--- Begin ---

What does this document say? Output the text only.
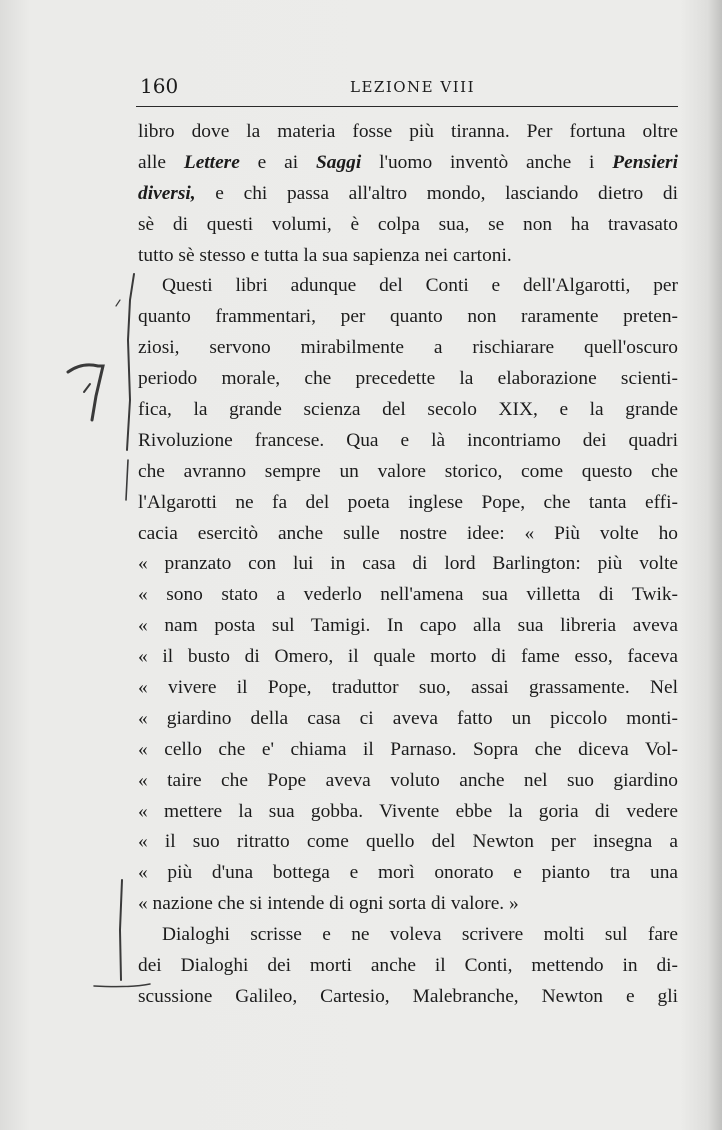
160	LEZIONE VIII
libro dove la materia fosse più tiranna. Per fortuna oltre
alle Lettere e ai Saggi l'uomo inventò anche i Pensieri
diversi, e chi passa all'altro mondo, lasciando dietro di
sè di questi volumi, è colpa sua, se non ha travasato
tutto sè stesso e tutta la sua sapienza nei cartoni.
Questi libri adunque del Conti e dell'Algarotti, per
quanto frammentari, per quanto non raramente preten-
ziosi, servono mirabilmente a rischiarare quell'oscuro
periodo morale, che precedette la elaborazione scienti-
fica, la grande scienza del secolo XIX, e la grande
Rivoluzione francese. Qua e là incontriamo dei quadri
che avranno sempre un valore storico, come questo che
l'Algarotti ne fa del poeta inglese Pope, che tanta effi-
cacia esercitò anche sulle nostre idee: « Più volte ho
« pranzato con lui in casa di lord Barlington: più volte
« sono stato a vederlo nell'amena sua villetta di Twik-
« nam posta sul Tamigi. In capo alla sua libreria aveva
« il busto di Omero, il quale morto di fame esso, faceva
« vivere il Pope, traduttor suo, assai grassamente. Nel
« giardino della casa ci aveva fatto un piccolo monti-
« cello che e' chiama il Parnaso. Sopra che diceva Vol-
« taire che Pope aveva voluto anche nel suo giardino
« mettere la sua gobba. Vivente ebbe la goria di vedere
« il suo ritratto come quello del Newton per insegna a
« più d'una bottega e morì onorato e pianto tra una
« nazione che si intende di ogni sorta di valore. »
Dialoghi scrisse e ne voleva scrivere molti sul fare
dei Dialoghi dei morti anche il Conti, mettendo in di-
scussione Galileo, Cartesio, Malebranche, Newton e gli
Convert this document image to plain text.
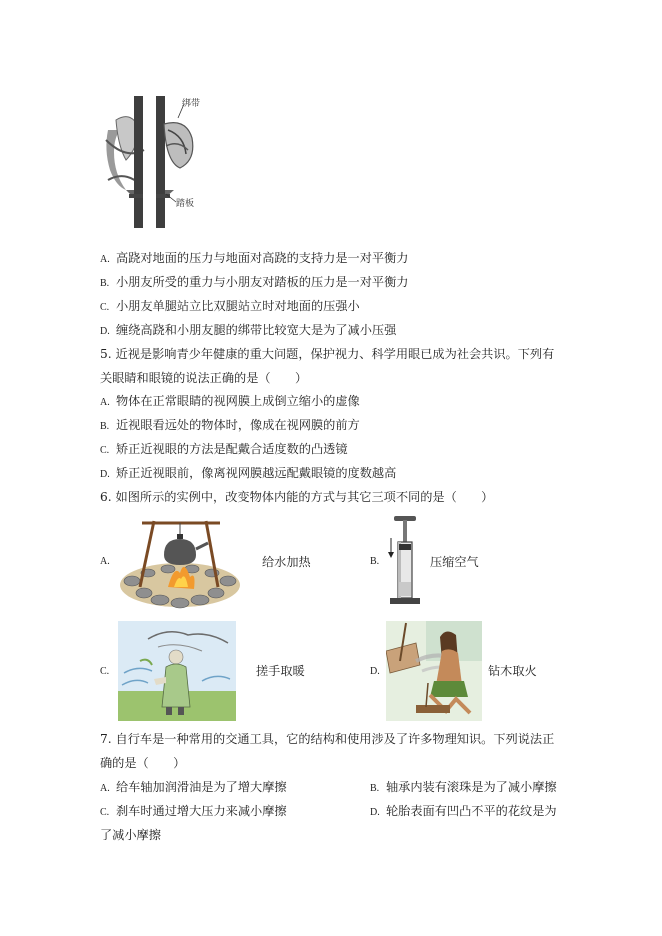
绑带
踏板
A. 高跷对地面的压力与地面对高跷的支持力是一对平衡力
B. 小朋友所受的重力与小朋友对踏板的压力是一对平衡力
C. 小朋友单腿站立比双腿站立时对地面的压强小
D. 缠绕高跷和小朋友腿的绑带比较宽大是为了减小压强
5. 近视是影响青少年健康的重大问题，保护视力、科学用眼已成为社会共识。下列有
关眼睛和眼镜的说法正确的是（　　）
A. 物体在正常眼睛的视网膜上成倒立缩小的虚像
B. 近视眼看远处的物体时，像成在视网膜的前方
C. 矫正近视眼的方法是配戴合适度数的凸透镜
D. 矫正近视眼前，像离视网膜越远配戴眼镜的度数越高
6. 如图所示的实例中，改变物体内能的方式与其它三项不同的是（　　）
A.	给水加热	B.	压缩空气
C.	搓手取暖	D.	钻木取火
7. 自行车是一种常用的交通工具，它的结构和使用涉及了许多物理知识。下列说法正
确的是（　　）
A. 给车轴加润滑油是为了增大摩擦	B. 轴承内装有滚珠是为了减小摩擦
C. 刹车时通过增大压力来减小摩擦	D. 轮胎表面有凹凸不平的花纹是为
了减小摩擦
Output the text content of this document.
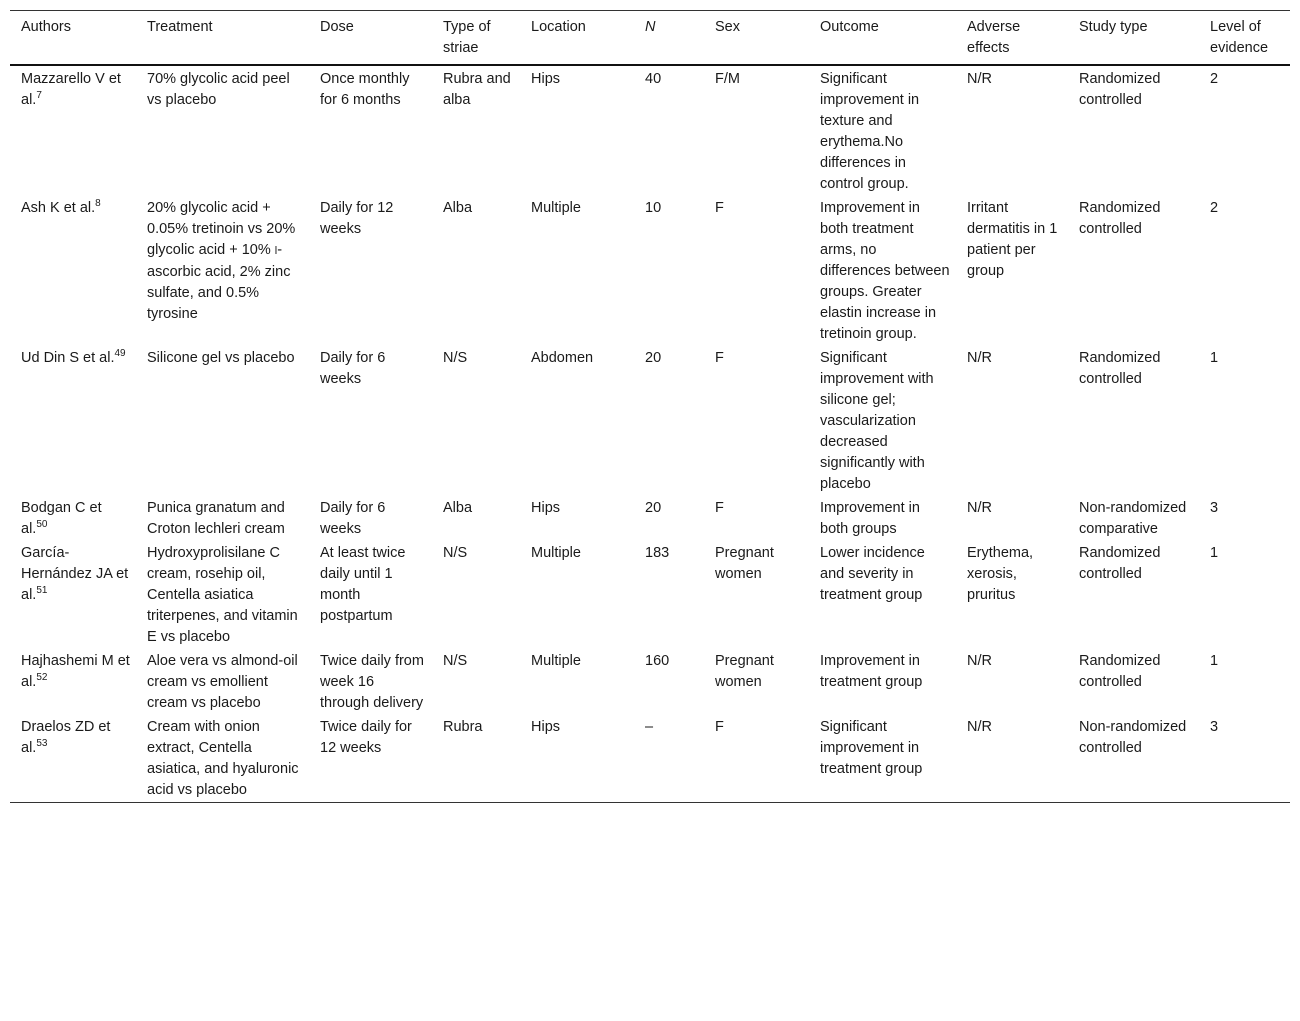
Authors	Treatment	Dose	Type of striae	Location	N	Sex	Outcome	Adverse effects	Study type	Level of evidence
Mazzarello V et al.$^7$	70% glycolic acid peel vs placebo	Once monthly for 6 months	Rubra and alba	Hips	40	F/M	Significant improvement in texture and erythema.No differences in control group.	N/R	Randomized controlled	2
Ash K et al.$^8$	20% glycolic acid + 0.05% tretinoin vs 20% glycolic acid + 10% l-ascorbic acid, 2% zinc sulfate, and 0.5% tyrosine	Daily for 12 weeks	Alba	Multiple	10	F	Improvement in both treatment arms, no differences between groups. Greater elastin increase in tretinoin group.	Irritant dermatitis in 1 patient per group	Randomized controlled	2
Ud Din S et al.$^{49}$	Silicone gel vs placebo	Daily for 6 weeks	N/S	Abdomen	20	F	Significant improvement with silicone gel; vascularization decreased significantly with placebo	N/R	Randomized controlled	1
Bodgan C et al.$^{50}$	Punica granatum and Croton lechleri cream	Daily for 6 weeks	Alba	Hips	20	F	Improvement in both groups	N/R	Non-randomized comparative	3
García-Hernández JA et al.$^{51}$	Hydroxyprolisilane C cream, rosehip oil, Centella asiatica triterpenes, and vitamin E vs placebo	At least twice daily until 1 month postpartum	N/S	Multiple	183	Pregnant women	Lower incidence and severity in treatment group	Erythema, xerosis, pruritus	Randomized controlled	1
Hajhashemi M et al.$^{52}$	Aloe vera vs almond-oil cream vs emollient cream vs placebo	Twice daily from week 16 through delivery	N/S	Multiple	160	Pregnant women	Improvement in treatment group	N/R	Randomized controlled	1
Draelos ZD et al.$^{53}$	Cream with onion extract, Centella asiatica, and hyaluronic acid vs placebo	Twice daily for 12 weeks	Rubra	Hips	–	F	Significant improvement in treatment group	N/R	Non-randomized controlled	3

--- End ---

Your instructions: Restate each entry word for word, please, but drop any images it holds.

Result of the task:
What does this document say? Output the text only.
160	LEZIONE VIII
libro dove la materia fosse più tiranna. Per fortuna oltre
alle Lettere e ai Saggi l'uomo inventò anche i Pensieri
diversi, e chi passa all'altro mondo, lasciando dietro di
sè di questi volumi, è colpa sua, se non ha travasato
tutto sè stesso e tutta la sua sapienza nei cartoni.
Questi libri adunque del Conti e dell'Algarotti, per
quanto frammentari, per quanto non raramente preten-
ziosi, servono mirabilmente a rischiarare quell'oscuro
periodo morale, che precedette la elaborazione scienti-
fica, la grande scienza del secolo XIX, e la grande
Rivoluzione francese. Qua e là incontriamo dei quadri
che avranno sempre un valore storico, come questo che
l'Algarotti ne fa del poeta inglese Pope, che tanta effi-
cacia esercitò anche sulle nostre idee: « Più volte ho
« pranzato con lui in casa di lord Barlington: più volte
« sono stato a vederlo nell'amena sua villetta di Twik-
« nam posta sul Tamigi. In capo alla sua libreria aveva
« il busto di Omero, il quale morto di fame esso, faceva
« vivere il Pope, traduttor suo, assai grassamente. Nel
« giardino della casa ci aveva fatto un piccolo monti-
« cello che e' chiama il Parnaso. Sopra che diceva Vol-
« taire che Pope aveva voluto anche nel suo giardino
« mettere la sua gobba. Vivente ebbe la goria di vedere
« il suo ritratto come quello del Newton per insegna a
« più d'una bottega e morì onorato e pianto tra una
« nazione che si intende di ogni sorta di valore. »
Dialoghi scrisse e ne voleva scrivere molti sul fare
dei Dialoghi dei morti anche il Conti, mettendo in di-
scussione Galileo, Cartesio, Malebranche, Newton e gli
Convert this document image to plain text.
绑带
踏板
A. 高跷对地面的压力与地面对高跷的支持力是一对平衡力
B. 小朋友所受的重力与小朋友对踏板的压力是一对平衡力
C. 小朋友单腿站立比双腿站立时对地面的压强小
D. 缠绕高跷和小朋友腿的绑带比较宽大是为了减小压强
5. 近视是影响青少年健康的重大问题，保护视力、科学用眼已成为社会共识。下列有
关眼睛和眼镜的说法正确的是（　　）
A. 物体在正常眼睛的视网膜上成倒立缩小的虚像
B. 近视眼看远处的物体时，像成在视网膜的前方
C. 矫正近视眼的方法是配戴合适度数的凸透镜
D. 矫正近视眼前，像离视网膜越远配戴眼镜的度数越高
6. 如图所示的实例中，改变物体内能的方式与其它三项不同的是（　　）
A.	给水加热	B.	压缩空气
C.	搓手取暖	D.	钻木取火
7. 自行车是一种常用的交通工具，它的结构和使用涉及了许多物理知识。下列说法正
确的是（　　）
A. 给车轴加润滑油是为了增大摩擦	B. 轴承内装有滚珠是为了减小摩擦
C. 刹车时通过增大压力来减小摩擦	D. 轮胎表面有凹凸不平的花纹是为
了减小摩擦
Output the text content of this document.
Authors	Treatment	Dose	Type of striae	Location	N	Sex	Outcome	Adverse effects	Study type	Level of evidence
Mazzarello V et al.$^7$	70% glycolic acid peel vs placebo	Once monthly for 6 months	Rubra and alba	Hips	40	F/M	Significant improvement in texture and erythema.No differences in control group.	N/R	Randomized controlled	2
Ash K et al.$^8$	20% glycolic acid + 0.05% tretinoin vs 20% glycolic acid + 10% l-ascorbic acid, 2% zinc sulfate, and 0.5% tyrosine	Daily for 12 weeks	Alba	Multiple	10	F	Improvement in both treatment arms, no differences between groups. Greater elastin increase in tretinoin group.	Irritant dermatitis in 1 patient per group	Randomized controlled	2
Ud Din S et al.$^{49}$	Silicone gel vs placebo	Daily for 6 weeks	N/S	Abdomen	20	F	Significant improvement with silicone gel; vascularization decreased significantly with placebo	N/R	Randomized controlled	1
Bodgan C et al.$^{50}$	Punica granatum and Croton lechleri cream	Daily for 6 weeks	Alba	Hips	20	F	Improvement in both groups	N/R	Non-randomized comparative	3
García-Hernández JA et al.$^{51}$	Hydroxyprolisilane C cream, rosehip oil, Centella asiatica triterpenes, and vitamin E vs placebo	At least twice daily until 1 month postpartum	N/S	Multiple	183	Pregnant women	Lower incidence and severity in treatment group	Erythema, xerosis, pruritus	Randomized controlled	1
Hajhashemi M et al.$^{52}$	Aloe vera vs almond-oil cream vs emollient cream vs placebo	Twice daily from week 16 through delivery	N/S	Multiple	160	Pregnant women	Improvement in treatment group	N/R	Randomized controlled	1
Draelos ZD et al.$^{53}$	Cream with onion extract, Centella asiatica, and hyaluronic acid vs placebo	Twice daily for 12 weeks	Rubra	Hips	–	F	Significant improvement in treatment group	N/R	Non-randomized controlled	3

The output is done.